**SELECTED PASSAGE**
++++++++++++++++++++

As a kid, I never missed a chance to watch a Japanese monster movie featuring Godzilla paying Tokyo a visit. Godzilla was a no show at last month’s OpenStack Summit in Tokyo, but a new giant did emerge – NFV. Whereas the previous OpenStack Summit (Vancouver in May) was all about containers, the summit in Tokyo witnessed an explosive amount of content and interest around Network Function Virtualization (NFV).
NFV is a network architecture that applies cloud computing concepts to virtualize network functions as building blocks that may be chained together (a.k.a. service function chaining) to provide network services. NFV removes the need for dedicated physical network infrastructure and enables network service providers to attain similar flexibility and scalability benefits enjoyed by web applications providers. Examples include virtualized firewalls, load balancers, network address translation (NAT), and intrusion detection.

++++++++++++++++++++

[Stored data]
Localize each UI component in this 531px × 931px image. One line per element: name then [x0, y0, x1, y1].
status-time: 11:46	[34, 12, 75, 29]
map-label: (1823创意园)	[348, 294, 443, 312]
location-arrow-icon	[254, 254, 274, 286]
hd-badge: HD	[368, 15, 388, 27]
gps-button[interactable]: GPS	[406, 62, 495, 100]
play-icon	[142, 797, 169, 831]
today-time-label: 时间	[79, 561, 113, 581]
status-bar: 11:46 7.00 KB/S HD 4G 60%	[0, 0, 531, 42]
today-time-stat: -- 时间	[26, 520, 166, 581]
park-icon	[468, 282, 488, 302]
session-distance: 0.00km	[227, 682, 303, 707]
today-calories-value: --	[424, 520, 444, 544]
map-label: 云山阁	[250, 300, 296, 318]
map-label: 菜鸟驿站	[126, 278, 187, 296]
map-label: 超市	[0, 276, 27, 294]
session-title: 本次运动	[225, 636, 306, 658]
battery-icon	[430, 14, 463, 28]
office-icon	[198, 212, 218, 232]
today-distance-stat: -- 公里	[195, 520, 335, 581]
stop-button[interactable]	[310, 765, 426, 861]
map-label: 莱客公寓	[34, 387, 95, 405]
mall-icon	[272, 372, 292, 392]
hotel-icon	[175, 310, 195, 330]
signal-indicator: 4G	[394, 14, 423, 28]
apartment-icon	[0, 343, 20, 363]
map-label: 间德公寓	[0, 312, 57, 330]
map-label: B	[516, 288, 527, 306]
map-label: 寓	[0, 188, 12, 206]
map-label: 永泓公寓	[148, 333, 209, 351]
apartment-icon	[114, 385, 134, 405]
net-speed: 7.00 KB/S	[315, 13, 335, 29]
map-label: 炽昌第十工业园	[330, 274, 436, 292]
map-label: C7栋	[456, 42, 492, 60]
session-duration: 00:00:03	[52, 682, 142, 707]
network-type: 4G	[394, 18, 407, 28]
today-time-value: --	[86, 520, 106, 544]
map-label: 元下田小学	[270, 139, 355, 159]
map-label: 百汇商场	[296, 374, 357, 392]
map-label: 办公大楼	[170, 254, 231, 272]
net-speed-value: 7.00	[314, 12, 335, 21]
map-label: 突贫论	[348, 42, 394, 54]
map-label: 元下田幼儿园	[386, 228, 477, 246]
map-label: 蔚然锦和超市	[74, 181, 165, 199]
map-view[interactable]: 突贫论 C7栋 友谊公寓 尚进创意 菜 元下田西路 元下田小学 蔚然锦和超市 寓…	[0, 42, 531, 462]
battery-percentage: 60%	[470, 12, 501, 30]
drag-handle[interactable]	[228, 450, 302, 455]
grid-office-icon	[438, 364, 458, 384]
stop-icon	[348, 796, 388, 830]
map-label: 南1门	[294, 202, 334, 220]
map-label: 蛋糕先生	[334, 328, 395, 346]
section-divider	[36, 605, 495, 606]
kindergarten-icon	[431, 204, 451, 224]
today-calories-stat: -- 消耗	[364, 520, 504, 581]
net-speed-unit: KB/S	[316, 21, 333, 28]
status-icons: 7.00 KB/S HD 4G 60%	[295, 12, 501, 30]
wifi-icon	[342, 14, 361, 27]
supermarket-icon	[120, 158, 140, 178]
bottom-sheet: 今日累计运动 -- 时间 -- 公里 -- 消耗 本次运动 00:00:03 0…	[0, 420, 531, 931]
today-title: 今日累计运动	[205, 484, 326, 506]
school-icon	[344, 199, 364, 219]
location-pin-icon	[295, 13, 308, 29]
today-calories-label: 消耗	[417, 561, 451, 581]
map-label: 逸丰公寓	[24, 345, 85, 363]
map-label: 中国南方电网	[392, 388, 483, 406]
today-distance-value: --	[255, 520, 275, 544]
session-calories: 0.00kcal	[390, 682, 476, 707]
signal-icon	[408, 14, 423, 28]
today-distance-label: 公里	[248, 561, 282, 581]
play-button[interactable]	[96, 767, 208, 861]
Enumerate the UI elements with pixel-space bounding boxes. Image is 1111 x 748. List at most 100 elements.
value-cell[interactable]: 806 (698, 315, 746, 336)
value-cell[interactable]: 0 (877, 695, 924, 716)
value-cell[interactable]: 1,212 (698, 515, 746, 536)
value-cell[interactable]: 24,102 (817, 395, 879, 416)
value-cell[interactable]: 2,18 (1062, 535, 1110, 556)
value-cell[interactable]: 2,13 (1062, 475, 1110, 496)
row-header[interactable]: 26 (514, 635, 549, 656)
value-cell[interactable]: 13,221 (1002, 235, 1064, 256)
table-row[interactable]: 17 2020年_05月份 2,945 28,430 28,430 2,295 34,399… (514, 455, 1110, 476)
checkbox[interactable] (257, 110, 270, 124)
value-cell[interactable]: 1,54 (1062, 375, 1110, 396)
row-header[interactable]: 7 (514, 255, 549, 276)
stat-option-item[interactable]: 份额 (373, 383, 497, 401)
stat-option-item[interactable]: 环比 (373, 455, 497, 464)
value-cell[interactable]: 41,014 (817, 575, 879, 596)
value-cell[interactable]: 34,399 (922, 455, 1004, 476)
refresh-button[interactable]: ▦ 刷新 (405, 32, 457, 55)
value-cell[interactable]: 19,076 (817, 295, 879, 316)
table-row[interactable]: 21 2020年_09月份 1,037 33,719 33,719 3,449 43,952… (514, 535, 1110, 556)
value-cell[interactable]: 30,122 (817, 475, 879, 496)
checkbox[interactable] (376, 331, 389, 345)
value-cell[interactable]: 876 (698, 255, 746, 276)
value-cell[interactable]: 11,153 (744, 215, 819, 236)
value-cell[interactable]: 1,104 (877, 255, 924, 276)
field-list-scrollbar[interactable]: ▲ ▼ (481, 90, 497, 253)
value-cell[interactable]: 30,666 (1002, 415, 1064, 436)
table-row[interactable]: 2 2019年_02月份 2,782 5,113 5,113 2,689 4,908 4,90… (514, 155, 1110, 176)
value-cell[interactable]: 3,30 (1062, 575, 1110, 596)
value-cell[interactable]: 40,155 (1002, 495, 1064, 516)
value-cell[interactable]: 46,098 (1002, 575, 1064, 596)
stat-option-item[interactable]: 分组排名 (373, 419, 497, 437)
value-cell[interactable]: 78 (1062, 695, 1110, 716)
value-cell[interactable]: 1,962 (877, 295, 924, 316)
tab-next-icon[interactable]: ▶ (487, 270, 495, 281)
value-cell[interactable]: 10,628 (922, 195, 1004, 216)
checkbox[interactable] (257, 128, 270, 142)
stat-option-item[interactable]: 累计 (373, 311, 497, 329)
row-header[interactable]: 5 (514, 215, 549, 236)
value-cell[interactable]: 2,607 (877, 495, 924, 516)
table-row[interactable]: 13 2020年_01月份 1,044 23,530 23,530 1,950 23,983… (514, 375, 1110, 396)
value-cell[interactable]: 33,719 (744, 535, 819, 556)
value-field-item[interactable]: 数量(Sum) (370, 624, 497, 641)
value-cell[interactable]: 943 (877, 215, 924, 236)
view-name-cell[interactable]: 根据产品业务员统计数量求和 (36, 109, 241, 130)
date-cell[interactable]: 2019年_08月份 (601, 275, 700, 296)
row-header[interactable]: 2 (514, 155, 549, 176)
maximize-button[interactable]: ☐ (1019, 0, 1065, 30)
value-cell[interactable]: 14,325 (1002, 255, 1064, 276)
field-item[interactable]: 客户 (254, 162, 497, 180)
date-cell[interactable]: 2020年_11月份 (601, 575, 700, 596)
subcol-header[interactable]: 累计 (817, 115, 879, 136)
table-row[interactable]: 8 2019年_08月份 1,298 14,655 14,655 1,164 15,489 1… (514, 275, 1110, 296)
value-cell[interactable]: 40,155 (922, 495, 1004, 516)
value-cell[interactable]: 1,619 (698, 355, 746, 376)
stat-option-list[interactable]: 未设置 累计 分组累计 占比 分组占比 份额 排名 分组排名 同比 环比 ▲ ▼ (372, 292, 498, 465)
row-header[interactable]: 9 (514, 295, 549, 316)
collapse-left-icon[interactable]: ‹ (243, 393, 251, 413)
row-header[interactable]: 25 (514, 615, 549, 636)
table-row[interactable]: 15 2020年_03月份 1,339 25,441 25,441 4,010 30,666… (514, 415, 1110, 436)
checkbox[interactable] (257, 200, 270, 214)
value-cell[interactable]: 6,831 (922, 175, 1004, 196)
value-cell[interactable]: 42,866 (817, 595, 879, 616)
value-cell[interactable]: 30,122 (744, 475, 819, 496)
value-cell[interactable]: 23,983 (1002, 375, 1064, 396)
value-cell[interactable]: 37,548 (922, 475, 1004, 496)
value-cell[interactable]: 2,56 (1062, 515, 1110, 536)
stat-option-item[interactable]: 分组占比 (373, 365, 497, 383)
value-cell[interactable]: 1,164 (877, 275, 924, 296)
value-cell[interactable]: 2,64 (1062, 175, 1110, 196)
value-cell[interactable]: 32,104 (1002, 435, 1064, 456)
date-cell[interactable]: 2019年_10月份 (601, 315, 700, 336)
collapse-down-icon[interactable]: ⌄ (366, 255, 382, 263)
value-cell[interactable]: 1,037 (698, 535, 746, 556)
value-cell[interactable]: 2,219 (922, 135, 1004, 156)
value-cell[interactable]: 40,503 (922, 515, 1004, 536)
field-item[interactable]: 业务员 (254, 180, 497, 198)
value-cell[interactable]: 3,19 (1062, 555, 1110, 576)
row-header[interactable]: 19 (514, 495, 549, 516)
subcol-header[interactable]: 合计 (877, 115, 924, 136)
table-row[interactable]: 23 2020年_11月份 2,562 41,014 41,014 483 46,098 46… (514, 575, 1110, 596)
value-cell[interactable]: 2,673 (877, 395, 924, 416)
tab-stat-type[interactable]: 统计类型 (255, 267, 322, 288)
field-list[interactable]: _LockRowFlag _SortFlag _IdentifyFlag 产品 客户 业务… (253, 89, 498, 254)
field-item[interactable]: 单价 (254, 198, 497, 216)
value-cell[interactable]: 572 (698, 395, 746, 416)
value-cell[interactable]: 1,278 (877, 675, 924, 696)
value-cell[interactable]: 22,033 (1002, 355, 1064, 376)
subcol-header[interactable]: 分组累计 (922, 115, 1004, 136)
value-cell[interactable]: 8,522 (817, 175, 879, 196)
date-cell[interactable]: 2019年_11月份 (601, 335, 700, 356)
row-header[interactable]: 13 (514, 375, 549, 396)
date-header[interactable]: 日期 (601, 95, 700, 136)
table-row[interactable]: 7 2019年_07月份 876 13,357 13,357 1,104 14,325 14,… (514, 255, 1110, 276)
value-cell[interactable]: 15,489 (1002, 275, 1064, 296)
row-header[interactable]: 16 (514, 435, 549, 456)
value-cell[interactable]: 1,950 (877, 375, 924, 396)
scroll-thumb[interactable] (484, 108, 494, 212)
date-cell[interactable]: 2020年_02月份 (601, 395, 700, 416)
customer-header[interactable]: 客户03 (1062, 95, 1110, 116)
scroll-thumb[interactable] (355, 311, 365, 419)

++++++++++++++++++++

**TASKS**
1/ Answer these questions about the passage on NFV.
(a) What was the main topic of the OpenStack Summit held in Vancouver?
(b) What term is given for chaining network functions together?
(c) What four examples of virtualized network functions are listed?
2/ Write the next part of the passage on NFV, picking up after its last sentence.
You can leave the entries aside; none of them is needed here.

**EXERCISE RESULTS**
1/
(a) Containers.
(b) Service function chaining.
(c) Firewalls, load balancers, network address translation (NAT), and intrusion detection.

2/
The summit in Tokyo featured OpenStack being applied to the service provider networking domain and the realization that networking is critical for real world cloud deployments. Service providers has a much greater presence, and the session schedule included many talks and workshops featuring NFV.
For the Liberty release, Neutron, which provides networking as a service) was the most active OpenStack project. Perhaps more importantly, 89% of OpenStack deployments now use neutron networking. As you might expect, Cisco is an active and long time contributor to Neutron and has a great deal to share when it comes to networking. My previous blogpost highlights presentations by myself and others on this topic.
I attended several other sessions that covered new projects, use cases, and real world deployments involving NFV. This presentation from NTT provides a good overview of NFV and their deployment experience with carrier grade NFV services.
Tacker is a relatively new OpenStack project based on the ETSI MANO architectural framework. It aims to provides orchestration for end-to-end virtual network functions.
You can find a complete recap of the OpenStack Summit with links to additional presentations at https://www.openstack.org/summit/tokyo-2015/videos/. For more info about OpenStack at Cisco, check out https://developer.cisco.com/openstack.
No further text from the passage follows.